** BEGIN EXTRACTED ENTRIES **
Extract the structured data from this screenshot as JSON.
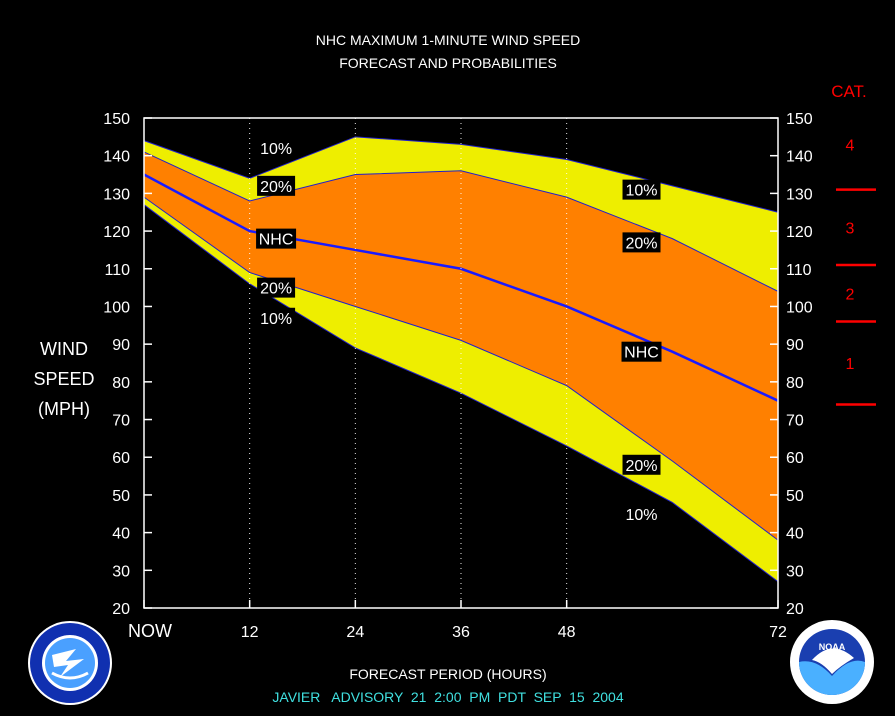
{
  "chart_data": {
    "type": "area",
    "title_line1": "NHC MAXIMUM 1-MINUTE WIND SPEED",
    "title_line2": "FORECAST AND PROBABILITIES",
    "xlabel": "FORECAST PERIOD (HOURS)",
    "ylabel_lines": [
      "WIND",
      "SPEED",
      "(MPH)"
    ],
    "footer": "JAVIER   ADVISORY  21  2:00  PM  PDT  SEP  15  2004",
    "xlim": [
      0,
      72
    ],
    "ylim": [
      20,
      150
    ],
    "yticks": [
      20,
      30,
      40,
      50,
      60,
      70,
      80,
      90,
      100,
      110,
      120,
      130,
      140,
      150
    ],
    "xticks": [
      {
        "value": 0,
        "label": "NOW"
      },
      {
        "value": 12,
        "label": "12"
      },
      {
        "value": 24,
        "label": "24"
      },
      {
        "value": 36,
        "label": "36"
      },
      {
        "value": 48,
        "label": "48"
      },
      {
        "value": 72,
        "label": "72"
      }
    ],
    "x": [
      0,
      12,
      24,
      36,
      48,
      60,
      72
    ],
    "series": [
      {
        "name": "10%",
        "role": "upper10",
        "values": [
          144,
          134,
          145,
          143,
          139,
          132,
          125
        ]
      },
      {
        "name": "20%",
        "role": "upper20",
        "values": [
          141,
          128,
          135,
          136,
          129,
          118,
          104
        ]
      },
      {
        "name": "NHC",
        "role": "nhc",
        "values": [
          135,
          120,
          115,
          110,
          100,
          88,
          75
        ]
      },
      {
        "name": "20%",
        "role": "lower20",
        "values": [
          129,
          109,
          100,
          91,
          79,
          59,
          38
        ]
      },
      {
        "name": "10%",
        "role": "lower10",
        "values": [
          127,
          106,
          89,
          77,
          63,
          48,
          27
        ]
      }
    ],
    "band_labels": [
      {
        "text": "10%",
        "x": 15,
        "y": 142
      },
      {
        "text": "20%",
        "x": 15,
        "y": 132
      },
      {
        "text": "NHC",
        "x": 15,
        "y": 118
      },
      {
        "text": "20%",
        "x": 15,
        "y": 105
      },
      {
        "text": "10%",
        "x": 15,
        "y": 97
      },
      {
        "text": "10%",
        "x": 56.5,
        "y": 131
      },
      {
        "text": "20%",
        "x": 56.5,
        "y": 117
      },
      {
        "text": "NHC",
        "x": 56.5,
        "y": 88
      },
      {
        "text": "20%",
        "x": 56.5,
        "y": 58
      },
      {
        "text": "10%",
        "x": 56.5,
        "y": 45
      }
    ],
    "categories_title": "CAT.",
    "category_thresholds": [
      74,
      96,
      111,
      131
    ],
    "category_labels": [
      {
        "label": "1",
        "y": 85
      },
      {
        "label": "2",
        "y": 103.5
      },
      {
        "label": "3",
        "y": 121
      },
      {
        "label": "4",
        "y": 143
      }
    ],
    "colors": {
      "band10": "#eeee00",
      "band20": "#ff8000",
      "nhc": "#1a1aff",
      "edge": "#2020cc",
      "category": "#ff0000",
      "footer": "#40e0e0"
    },
    "logos": {
      "left": "NATIONAL WEATHER SERVICE",
      "right": "NOAA"
    }
  }
}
** END EXTRACTED ENTRIES **
Find each line with the string "FORECAST" and copy it out.

    "title_line2": "FORECAST AND PROBABILITIES",
    "xlabel": "FORECAST PERIOD (HOURS)",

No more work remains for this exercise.